_GIVEN TASK:_ Select from the data all lines with the word "Hang".
#####
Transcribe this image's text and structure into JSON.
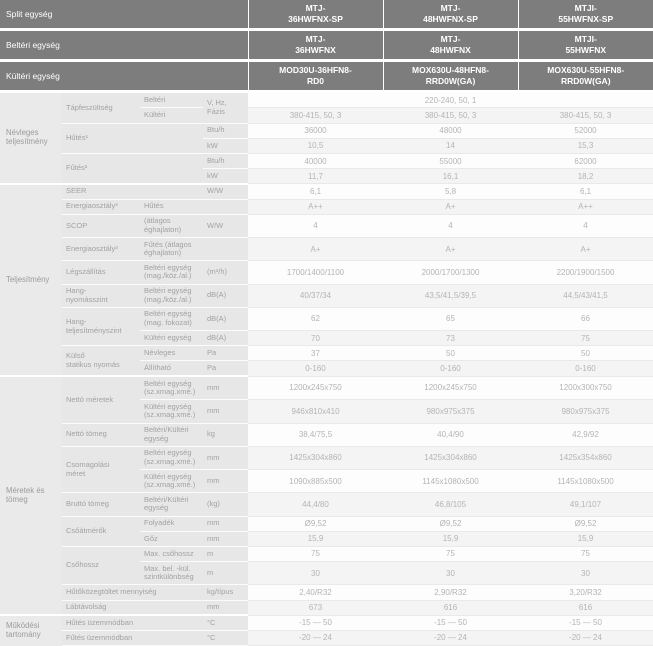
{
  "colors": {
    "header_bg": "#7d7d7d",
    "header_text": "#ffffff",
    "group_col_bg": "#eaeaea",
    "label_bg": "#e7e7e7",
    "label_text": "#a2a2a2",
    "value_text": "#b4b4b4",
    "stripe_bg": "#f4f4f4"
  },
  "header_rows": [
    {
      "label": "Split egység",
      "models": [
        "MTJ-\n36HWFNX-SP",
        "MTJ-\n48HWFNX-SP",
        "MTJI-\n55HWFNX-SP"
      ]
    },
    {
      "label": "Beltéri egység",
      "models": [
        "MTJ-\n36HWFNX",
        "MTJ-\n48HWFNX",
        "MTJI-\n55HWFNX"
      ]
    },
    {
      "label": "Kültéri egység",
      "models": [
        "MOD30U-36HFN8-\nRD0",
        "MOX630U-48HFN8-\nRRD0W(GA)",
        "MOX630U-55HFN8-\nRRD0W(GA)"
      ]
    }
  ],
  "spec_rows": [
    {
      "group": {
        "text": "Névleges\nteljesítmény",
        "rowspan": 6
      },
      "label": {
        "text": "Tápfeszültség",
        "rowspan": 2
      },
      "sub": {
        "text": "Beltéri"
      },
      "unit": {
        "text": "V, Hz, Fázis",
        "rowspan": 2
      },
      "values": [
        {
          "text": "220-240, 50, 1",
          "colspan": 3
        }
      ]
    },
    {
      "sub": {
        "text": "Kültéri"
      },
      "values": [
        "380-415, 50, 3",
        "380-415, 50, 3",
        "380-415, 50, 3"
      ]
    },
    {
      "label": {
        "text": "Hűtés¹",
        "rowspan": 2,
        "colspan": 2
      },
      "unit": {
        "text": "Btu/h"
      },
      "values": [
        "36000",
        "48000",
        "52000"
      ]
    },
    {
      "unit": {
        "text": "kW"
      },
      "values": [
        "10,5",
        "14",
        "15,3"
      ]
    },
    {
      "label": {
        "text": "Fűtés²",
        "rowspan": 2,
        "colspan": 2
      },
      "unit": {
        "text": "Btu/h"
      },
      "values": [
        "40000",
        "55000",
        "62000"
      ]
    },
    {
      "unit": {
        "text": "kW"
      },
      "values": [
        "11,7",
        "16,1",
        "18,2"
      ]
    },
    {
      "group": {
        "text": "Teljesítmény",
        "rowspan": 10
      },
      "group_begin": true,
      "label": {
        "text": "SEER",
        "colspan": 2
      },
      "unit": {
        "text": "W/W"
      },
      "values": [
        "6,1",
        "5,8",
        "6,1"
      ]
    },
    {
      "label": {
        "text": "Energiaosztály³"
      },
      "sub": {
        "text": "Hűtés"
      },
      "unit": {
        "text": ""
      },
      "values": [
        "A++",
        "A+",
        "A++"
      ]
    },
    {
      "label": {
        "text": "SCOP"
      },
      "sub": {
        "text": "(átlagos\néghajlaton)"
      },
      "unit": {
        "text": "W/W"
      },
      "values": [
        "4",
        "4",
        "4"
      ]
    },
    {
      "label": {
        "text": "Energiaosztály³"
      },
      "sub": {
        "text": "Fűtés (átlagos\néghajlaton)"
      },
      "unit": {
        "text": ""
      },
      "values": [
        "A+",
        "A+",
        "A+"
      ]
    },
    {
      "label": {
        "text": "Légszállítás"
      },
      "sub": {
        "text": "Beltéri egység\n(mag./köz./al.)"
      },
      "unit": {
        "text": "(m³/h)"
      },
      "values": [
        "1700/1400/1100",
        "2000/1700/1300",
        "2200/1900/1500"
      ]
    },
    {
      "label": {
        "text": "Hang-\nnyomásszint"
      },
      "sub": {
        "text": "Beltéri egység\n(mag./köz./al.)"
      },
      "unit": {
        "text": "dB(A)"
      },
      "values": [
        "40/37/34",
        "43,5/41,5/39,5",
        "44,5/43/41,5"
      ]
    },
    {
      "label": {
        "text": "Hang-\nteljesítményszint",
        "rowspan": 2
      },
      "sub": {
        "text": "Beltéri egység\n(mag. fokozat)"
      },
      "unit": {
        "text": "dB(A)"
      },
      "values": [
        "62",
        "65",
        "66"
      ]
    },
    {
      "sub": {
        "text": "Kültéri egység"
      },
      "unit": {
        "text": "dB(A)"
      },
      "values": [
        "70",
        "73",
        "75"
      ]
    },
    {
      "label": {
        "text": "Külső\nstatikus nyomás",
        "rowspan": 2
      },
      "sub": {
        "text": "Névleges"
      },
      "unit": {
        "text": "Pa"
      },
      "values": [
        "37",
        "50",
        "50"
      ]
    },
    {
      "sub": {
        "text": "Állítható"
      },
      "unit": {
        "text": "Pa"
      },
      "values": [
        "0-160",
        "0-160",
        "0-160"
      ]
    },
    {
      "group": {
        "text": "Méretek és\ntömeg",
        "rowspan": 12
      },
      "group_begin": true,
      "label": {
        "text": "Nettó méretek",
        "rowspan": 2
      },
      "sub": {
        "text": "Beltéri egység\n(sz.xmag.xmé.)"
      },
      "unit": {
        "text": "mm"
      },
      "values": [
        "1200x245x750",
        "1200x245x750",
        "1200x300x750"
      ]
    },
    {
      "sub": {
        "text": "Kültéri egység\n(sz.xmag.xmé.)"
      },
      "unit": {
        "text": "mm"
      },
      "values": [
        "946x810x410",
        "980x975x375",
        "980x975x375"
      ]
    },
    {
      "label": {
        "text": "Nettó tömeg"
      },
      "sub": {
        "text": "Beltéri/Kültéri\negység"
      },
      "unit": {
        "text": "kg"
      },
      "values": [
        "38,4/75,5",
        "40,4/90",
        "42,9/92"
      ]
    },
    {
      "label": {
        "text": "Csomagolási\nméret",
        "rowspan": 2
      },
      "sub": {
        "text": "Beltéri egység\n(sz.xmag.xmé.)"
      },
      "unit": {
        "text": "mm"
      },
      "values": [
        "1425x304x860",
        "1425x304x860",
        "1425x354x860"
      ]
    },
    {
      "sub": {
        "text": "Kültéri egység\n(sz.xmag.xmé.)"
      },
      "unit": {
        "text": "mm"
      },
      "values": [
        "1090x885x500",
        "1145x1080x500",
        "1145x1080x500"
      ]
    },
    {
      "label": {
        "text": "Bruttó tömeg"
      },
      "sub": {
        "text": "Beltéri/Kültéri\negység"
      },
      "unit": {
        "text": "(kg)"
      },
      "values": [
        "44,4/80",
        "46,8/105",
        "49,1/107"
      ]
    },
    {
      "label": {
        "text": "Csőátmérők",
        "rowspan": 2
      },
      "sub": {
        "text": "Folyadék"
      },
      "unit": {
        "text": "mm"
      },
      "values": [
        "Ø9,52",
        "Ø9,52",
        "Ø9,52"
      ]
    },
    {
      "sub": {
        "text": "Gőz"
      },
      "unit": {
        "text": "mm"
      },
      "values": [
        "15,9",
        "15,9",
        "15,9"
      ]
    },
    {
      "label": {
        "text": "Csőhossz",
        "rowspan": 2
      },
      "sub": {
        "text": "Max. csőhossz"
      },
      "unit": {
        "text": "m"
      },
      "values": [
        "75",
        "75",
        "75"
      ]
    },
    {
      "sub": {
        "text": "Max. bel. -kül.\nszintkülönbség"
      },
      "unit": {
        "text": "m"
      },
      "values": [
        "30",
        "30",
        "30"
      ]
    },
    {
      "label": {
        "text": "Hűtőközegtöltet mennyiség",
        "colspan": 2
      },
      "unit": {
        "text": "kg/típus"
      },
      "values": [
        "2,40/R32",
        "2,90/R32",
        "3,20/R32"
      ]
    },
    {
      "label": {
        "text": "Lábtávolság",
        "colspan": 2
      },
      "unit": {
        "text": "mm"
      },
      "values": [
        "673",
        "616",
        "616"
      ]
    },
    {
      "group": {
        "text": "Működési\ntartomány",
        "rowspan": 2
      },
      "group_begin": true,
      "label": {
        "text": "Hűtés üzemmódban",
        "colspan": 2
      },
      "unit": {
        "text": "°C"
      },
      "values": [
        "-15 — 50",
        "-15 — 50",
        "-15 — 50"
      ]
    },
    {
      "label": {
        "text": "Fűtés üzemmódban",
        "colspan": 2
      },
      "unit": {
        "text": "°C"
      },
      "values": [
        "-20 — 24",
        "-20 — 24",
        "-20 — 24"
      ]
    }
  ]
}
#####
_OUTPUT OF THE EXERCISE:_
        "text": "Hang-\nnyomásszint"
        "text": "Hang-\nteljesítményszint",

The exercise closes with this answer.